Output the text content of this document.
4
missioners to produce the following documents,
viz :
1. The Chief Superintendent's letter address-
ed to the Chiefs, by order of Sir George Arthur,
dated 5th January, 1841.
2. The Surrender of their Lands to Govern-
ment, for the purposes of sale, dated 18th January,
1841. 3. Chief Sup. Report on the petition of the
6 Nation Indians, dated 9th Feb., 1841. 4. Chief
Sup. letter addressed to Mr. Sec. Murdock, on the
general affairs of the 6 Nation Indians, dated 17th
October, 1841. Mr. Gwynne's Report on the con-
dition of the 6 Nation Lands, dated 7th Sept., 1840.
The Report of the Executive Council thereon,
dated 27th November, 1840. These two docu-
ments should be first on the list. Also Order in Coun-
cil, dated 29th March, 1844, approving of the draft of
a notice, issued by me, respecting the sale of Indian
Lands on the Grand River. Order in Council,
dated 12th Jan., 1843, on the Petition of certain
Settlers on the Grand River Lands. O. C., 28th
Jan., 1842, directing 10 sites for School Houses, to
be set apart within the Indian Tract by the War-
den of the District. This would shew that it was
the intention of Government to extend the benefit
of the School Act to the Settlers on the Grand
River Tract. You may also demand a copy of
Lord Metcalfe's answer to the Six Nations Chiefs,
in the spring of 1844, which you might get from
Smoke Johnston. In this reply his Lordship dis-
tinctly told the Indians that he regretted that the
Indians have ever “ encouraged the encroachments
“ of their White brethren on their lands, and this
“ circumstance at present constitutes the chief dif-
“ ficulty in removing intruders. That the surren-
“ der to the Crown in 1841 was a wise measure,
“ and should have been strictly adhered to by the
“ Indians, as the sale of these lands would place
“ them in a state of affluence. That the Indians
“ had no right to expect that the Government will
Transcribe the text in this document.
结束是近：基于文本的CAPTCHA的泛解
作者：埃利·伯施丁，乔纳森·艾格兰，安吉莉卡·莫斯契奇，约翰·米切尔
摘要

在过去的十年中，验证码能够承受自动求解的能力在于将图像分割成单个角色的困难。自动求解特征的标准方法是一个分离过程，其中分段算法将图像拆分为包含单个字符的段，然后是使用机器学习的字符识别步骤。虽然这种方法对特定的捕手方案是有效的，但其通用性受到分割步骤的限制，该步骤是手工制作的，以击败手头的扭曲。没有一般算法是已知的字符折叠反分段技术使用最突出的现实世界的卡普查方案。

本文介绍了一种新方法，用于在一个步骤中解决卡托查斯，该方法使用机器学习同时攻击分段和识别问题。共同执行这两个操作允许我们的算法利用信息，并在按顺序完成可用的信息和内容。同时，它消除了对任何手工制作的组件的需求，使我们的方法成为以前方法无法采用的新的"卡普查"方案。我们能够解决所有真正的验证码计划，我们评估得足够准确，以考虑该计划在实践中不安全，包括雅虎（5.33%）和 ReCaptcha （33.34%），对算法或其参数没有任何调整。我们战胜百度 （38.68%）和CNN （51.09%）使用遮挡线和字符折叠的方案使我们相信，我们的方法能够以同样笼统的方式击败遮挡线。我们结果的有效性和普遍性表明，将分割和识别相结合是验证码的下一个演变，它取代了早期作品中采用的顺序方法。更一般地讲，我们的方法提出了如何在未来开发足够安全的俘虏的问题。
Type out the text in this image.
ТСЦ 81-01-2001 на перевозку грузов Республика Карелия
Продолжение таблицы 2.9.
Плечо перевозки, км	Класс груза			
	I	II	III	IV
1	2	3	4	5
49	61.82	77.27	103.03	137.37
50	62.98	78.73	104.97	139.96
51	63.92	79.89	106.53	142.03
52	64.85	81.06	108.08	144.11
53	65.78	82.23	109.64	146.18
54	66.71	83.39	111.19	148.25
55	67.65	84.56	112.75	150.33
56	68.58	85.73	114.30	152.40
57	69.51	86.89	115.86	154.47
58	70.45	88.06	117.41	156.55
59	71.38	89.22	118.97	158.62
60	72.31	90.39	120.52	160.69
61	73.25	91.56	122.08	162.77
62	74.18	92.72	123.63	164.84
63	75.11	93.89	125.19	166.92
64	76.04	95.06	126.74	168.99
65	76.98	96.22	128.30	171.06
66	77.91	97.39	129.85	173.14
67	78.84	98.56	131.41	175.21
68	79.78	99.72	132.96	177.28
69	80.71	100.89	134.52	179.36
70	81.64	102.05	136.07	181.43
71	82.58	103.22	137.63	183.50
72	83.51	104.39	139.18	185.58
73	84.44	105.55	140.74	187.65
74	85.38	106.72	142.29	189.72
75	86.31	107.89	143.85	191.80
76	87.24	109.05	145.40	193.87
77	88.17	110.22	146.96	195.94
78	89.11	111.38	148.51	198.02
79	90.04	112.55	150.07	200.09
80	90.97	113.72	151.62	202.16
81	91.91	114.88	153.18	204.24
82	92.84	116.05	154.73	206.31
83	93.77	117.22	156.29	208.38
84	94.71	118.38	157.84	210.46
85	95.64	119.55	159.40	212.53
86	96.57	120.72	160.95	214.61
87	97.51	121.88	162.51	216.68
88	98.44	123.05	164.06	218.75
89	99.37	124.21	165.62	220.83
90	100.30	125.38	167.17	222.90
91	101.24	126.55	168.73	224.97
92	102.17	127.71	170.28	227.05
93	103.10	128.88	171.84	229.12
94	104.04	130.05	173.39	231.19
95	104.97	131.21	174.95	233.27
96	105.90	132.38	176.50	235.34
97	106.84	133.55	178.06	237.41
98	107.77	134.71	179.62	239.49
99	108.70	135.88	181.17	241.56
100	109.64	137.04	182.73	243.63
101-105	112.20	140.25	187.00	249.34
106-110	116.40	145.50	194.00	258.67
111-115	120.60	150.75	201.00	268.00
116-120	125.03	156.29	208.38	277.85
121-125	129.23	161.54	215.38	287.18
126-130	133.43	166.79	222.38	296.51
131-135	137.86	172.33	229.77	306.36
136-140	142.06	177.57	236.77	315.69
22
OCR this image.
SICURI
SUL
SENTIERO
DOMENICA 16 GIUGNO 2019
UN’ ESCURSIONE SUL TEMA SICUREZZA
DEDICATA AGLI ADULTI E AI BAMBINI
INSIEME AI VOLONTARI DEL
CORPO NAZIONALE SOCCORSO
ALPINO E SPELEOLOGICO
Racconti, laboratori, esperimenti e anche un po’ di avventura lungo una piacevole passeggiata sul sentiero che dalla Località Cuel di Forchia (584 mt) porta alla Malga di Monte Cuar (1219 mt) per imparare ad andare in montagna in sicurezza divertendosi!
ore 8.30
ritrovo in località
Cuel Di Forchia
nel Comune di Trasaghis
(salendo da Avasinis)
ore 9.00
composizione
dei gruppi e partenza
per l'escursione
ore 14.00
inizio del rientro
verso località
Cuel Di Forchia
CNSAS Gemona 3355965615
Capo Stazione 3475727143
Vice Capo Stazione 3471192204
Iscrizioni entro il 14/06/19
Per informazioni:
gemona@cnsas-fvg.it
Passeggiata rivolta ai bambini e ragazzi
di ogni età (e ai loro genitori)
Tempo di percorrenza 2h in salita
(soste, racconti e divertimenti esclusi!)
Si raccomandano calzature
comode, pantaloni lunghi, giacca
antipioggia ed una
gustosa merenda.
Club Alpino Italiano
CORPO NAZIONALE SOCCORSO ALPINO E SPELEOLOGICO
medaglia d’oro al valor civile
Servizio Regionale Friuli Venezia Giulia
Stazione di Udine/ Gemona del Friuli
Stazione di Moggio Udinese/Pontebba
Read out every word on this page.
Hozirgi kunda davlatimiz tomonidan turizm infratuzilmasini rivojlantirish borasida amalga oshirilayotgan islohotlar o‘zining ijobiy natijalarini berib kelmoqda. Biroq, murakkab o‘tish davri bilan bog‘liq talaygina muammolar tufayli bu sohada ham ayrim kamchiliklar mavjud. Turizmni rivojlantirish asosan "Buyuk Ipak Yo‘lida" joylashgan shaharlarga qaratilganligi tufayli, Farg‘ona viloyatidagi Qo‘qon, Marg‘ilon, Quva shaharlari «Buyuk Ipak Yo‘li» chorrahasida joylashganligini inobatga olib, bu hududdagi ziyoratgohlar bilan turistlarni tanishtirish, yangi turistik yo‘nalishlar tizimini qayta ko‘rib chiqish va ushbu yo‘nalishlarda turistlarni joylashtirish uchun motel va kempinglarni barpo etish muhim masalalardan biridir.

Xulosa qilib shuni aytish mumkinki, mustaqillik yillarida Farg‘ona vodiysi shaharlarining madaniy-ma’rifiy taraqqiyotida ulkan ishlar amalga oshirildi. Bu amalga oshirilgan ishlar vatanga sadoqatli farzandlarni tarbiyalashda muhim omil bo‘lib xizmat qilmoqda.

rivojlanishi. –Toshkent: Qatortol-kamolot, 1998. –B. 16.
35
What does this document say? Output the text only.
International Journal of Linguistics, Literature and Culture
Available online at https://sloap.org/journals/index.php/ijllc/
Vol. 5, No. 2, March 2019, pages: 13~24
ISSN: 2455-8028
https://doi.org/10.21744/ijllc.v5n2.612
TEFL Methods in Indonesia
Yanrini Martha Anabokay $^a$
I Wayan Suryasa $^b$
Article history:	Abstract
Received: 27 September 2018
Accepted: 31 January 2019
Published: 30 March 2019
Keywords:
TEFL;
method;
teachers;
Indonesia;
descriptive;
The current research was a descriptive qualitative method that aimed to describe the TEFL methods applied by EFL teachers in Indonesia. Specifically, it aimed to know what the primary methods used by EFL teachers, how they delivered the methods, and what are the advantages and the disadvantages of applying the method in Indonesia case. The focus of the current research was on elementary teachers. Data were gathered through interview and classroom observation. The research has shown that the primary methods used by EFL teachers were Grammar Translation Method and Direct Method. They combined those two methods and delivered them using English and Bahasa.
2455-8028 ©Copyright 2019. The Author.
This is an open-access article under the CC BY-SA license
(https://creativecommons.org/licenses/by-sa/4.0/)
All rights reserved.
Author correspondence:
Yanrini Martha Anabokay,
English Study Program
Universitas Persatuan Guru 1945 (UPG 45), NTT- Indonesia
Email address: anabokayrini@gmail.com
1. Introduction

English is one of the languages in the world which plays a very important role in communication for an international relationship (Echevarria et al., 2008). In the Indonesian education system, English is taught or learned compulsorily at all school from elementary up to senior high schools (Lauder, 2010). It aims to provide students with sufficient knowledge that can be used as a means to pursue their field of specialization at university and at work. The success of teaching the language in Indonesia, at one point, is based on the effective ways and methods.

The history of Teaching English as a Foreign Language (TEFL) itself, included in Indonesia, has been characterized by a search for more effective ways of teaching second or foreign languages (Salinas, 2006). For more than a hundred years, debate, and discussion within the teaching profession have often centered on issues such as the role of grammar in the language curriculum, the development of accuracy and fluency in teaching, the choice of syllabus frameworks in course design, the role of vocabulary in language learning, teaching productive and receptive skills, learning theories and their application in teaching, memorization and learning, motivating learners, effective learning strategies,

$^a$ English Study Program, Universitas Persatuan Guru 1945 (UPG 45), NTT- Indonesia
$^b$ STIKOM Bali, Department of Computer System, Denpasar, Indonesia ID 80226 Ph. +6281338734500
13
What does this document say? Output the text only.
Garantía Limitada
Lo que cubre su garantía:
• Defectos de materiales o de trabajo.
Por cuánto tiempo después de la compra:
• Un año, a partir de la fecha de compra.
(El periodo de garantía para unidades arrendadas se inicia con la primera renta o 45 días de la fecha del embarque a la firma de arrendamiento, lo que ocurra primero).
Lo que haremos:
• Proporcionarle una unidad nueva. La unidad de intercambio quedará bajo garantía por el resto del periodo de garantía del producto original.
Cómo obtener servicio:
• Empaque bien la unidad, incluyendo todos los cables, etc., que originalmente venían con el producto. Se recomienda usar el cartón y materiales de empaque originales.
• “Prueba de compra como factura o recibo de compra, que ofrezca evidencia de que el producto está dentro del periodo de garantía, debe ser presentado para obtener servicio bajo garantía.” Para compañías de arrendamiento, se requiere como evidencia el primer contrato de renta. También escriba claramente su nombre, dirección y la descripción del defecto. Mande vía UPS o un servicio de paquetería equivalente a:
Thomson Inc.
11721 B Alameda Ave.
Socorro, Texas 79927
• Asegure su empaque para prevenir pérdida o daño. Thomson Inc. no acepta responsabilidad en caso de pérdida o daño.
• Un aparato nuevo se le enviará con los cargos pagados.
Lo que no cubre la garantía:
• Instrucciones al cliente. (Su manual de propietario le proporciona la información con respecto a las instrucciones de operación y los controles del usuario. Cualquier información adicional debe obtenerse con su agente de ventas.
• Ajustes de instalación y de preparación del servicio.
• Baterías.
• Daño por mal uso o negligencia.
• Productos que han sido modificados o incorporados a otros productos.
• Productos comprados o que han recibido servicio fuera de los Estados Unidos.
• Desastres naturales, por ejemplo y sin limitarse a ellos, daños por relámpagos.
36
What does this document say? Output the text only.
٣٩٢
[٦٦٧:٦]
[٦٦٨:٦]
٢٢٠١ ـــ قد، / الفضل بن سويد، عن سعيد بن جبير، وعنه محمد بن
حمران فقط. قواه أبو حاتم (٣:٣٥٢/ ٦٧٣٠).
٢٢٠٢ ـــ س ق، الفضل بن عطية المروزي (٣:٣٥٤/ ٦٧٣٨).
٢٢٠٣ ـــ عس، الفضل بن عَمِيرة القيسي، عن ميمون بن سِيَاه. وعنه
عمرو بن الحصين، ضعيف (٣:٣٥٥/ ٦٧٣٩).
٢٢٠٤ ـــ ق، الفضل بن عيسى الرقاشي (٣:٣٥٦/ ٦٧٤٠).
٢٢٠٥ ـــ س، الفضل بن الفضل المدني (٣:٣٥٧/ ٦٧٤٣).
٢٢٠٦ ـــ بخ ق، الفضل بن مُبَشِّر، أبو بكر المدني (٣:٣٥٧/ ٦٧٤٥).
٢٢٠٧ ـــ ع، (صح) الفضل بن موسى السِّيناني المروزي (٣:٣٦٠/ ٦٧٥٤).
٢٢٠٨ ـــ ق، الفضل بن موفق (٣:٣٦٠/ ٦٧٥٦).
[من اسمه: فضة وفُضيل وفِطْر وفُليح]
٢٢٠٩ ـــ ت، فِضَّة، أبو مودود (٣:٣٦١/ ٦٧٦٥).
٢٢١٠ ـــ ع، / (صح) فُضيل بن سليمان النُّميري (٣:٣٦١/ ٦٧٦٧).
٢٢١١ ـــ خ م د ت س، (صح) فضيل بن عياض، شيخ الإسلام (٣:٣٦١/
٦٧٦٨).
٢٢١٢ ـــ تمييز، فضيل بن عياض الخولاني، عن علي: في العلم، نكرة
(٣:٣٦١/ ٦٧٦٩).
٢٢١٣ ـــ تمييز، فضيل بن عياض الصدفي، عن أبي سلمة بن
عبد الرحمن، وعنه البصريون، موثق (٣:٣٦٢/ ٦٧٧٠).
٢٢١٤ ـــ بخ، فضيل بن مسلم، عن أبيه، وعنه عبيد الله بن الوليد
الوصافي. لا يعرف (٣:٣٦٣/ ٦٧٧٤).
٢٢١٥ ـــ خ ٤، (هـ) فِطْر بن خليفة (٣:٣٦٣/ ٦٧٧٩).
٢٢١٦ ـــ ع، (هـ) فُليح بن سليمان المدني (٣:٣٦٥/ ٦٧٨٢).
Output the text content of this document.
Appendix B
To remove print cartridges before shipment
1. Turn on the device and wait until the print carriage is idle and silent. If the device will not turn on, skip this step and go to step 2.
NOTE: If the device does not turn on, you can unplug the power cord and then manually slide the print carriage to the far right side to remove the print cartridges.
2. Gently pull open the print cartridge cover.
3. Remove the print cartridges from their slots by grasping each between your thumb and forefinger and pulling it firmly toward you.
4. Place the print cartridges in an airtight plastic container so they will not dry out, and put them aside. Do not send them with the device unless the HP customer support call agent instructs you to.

■ ■ ■ ■

REQUIREMENT. Find all lines holding the string "materiales" and copy them.

EXERCISE ANSWER.
• Defectos de materiales o de trabajo.
• Empaque bien la unidad, incluyendo todos los cables, etc., que originalmente venían con el producto. Se recomienda usar el cartón y materiales de empaque originales.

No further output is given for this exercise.